**DESCRIPTION OF THE TASK**. Count the lines in the entries below that include the word "Market". Give nothing but the number.

**LISTED RECORDS**.
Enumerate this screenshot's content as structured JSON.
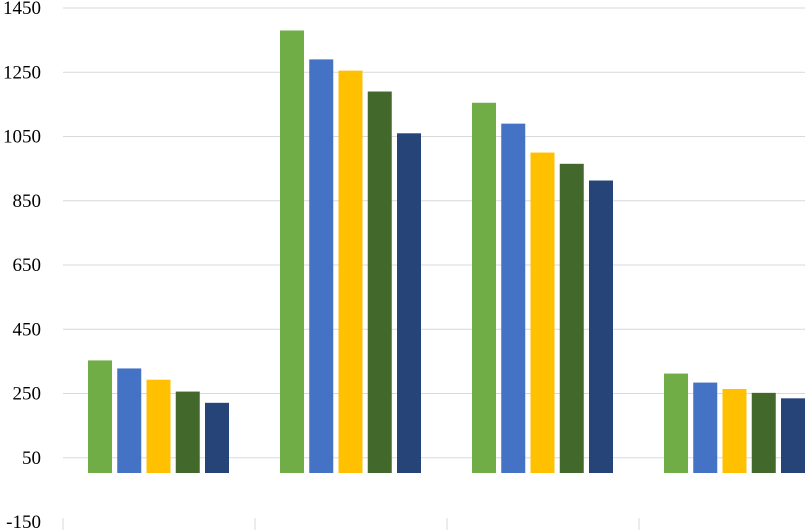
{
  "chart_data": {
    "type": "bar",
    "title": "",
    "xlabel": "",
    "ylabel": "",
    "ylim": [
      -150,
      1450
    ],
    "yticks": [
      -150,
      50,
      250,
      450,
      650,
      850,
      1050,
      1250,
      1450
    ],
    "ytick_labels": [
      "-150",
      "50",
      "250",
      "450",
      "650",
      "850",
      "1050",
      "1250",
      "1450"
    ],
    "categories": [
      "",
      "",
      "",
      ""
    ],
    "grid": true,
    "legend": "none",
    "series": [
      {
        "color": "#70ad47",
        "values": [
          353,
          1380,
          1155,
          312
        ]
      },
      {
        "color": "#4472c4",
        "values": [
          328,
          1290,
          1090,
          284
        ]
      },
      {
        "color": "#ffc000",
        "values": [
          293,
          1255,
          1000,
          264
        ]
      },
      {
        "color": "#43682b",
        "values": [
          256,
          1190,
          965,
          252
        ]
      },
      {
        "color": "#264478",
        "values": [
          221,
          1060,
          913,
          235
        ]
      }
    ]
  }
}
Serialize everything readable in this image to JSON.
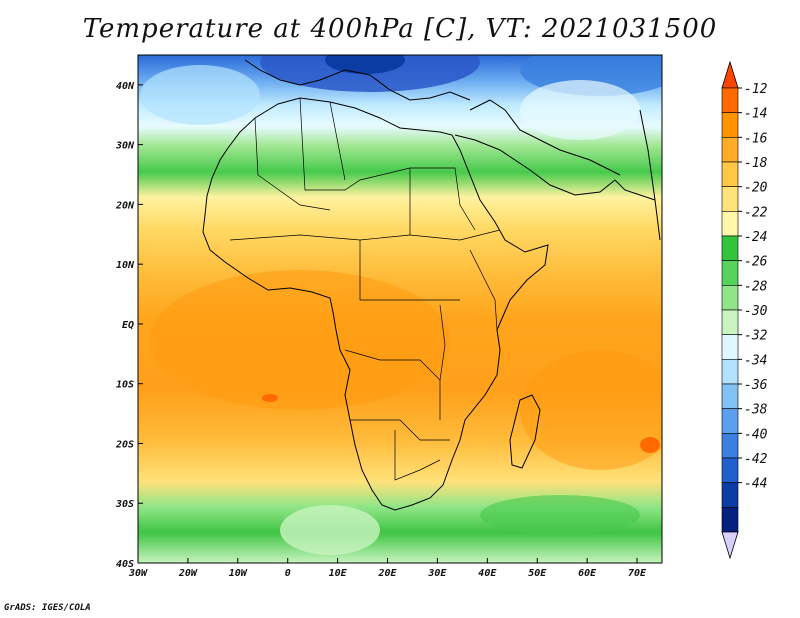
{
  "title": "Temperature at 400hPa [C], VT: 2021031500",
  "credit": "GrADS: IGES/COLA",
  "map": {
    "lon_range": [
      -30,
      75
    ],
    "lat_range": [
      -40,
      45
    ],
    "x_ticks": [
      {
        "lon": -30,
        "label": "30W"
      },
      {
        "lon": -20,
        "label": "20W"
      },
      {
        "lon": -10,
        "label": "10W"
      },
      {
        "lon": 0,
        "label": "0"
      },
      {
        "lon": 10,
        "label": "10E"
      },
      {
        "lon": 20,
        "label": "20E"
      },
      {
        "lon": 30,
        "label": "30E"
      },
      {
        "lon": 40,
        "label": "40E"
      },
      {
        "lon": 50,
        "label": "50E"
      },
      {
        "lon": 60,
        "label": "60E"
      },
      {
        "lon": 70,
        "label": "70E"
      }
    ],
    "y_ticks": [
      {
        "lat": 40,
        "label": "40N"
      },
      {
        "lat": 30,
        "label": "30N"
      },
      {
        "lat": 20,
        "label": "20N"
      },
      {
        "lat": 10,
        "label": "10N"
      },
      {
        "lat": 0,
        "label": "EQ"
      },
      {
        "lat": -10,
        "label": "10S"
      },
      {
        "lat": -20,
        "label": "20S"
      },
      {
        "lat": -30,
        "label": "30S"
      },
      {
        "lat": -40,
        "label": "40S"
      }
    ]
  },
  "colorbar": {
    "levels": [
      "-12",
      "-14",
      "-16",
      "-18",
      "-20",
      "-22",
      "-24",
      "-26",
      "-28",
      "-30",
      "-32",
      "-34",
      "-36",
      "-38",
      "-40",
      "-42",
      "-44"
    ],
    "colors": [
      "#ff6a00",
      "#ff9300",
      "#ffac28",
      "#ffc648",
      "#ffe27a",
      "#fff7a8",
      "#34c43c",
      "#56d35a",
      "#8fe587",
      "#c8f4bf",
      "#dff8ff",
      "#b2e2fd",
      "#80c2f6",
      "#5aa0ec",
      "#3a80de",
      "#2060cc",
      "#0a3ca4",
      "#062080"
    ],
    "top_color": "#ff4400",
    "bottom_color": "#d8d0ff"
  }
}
---
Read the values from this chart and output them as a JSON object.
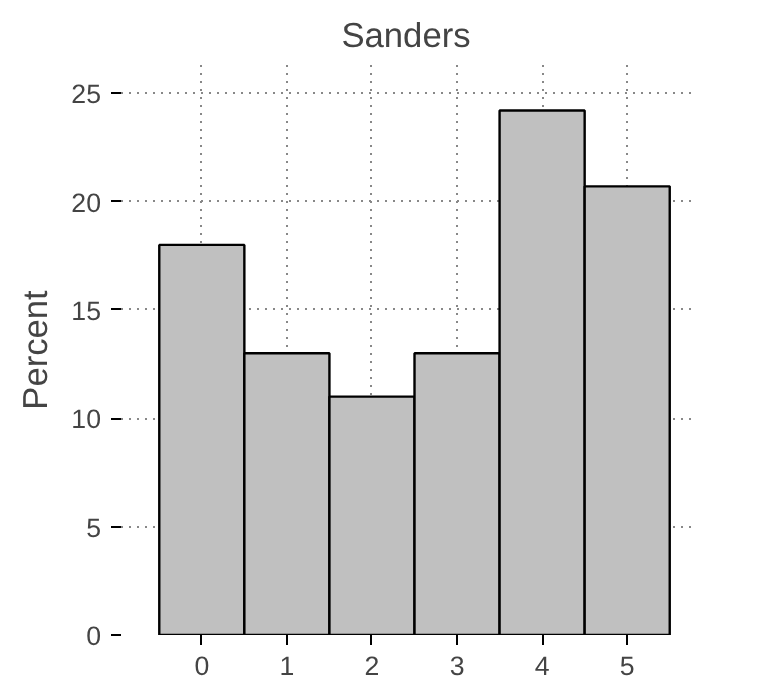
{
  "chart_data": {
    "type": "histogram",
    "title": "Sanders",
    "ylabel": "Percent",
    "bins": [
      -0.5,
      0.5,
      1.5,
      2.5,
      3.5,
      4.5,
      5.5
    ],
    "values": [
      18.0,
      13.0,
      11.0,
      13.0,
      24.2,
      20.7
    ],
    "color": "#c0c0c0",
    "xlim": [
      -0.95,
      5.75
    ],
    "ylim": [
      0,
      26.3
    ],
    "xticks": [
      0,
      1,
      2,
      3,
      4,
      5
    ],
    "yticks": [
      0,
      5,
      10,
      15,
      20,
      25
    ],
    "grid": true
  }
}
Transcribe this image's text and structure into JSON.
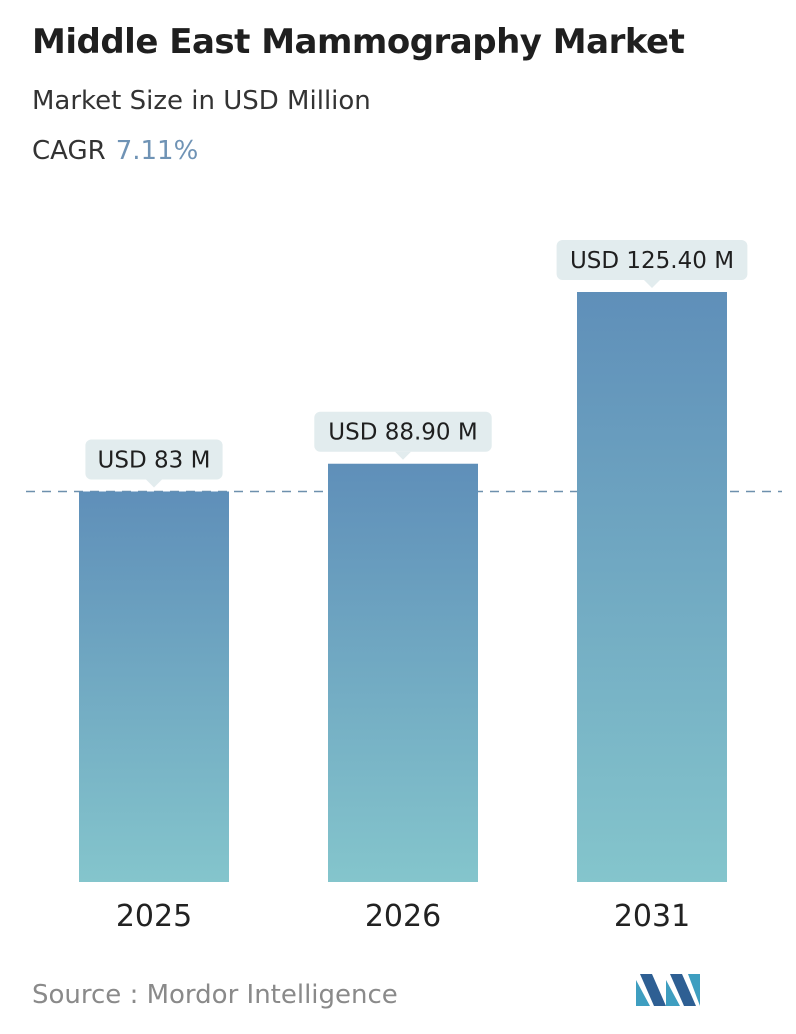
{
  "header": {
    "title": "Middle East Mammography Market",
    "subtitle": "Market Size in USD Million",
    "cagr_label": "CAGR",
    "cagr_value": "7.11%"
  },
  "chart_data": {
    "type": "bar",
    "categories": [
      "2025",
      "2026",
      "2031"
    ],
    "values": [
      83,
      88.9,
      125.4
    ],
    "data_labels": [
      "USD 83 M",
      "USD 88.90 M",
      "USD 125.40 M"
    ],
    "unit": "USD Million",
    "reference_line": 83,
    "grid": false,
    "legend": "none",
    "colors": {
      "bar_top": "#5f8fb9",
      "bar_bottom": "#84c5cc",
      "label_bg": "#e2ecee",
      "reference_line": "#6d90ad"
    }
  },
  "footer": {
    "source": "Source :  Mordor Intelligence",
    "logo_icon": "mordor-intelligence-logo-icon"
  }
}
--
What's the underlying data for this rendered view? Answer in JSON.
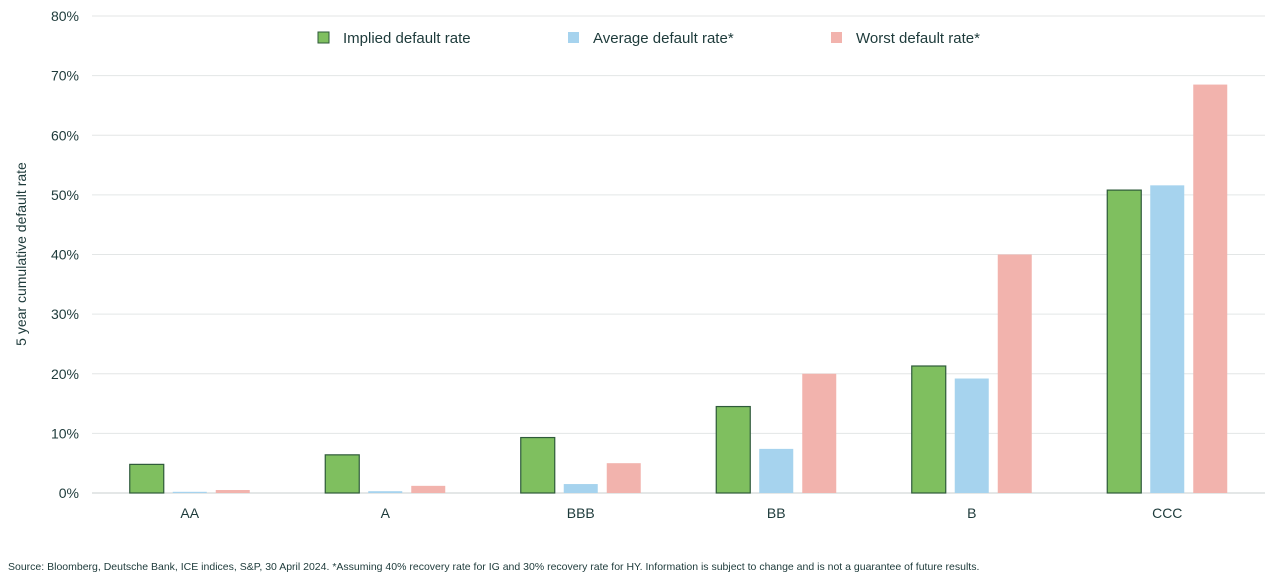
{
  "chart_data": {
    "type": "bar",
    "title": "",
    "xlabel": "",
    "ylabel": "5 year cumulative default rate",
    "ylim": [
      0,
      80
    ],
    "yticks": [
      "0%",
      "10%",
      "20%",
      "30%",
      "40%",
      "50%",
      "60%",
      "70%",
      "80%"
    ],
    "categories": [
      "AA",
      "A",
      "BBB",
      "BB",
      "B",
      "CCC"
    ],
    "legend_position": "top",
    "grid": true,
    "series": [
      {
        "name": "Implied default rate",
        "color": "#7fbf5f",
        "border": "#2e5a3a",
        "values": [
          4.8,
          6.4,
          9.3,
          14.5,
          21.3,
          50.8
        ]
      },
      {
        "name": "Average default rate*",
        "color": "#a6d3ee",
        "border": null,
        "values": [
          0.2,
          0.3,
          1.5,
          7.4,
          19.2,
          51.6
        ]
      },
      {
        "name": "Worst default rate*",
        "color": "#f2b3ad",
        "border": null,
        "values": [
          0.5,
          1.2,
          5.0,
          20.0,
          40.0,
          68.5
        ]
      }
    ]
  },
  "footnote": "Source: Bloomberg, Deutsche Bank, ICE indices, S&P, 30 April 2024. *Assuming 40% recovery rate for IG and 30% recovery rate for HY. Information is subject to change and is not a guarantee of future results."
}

**FULL SOLUTION**. 2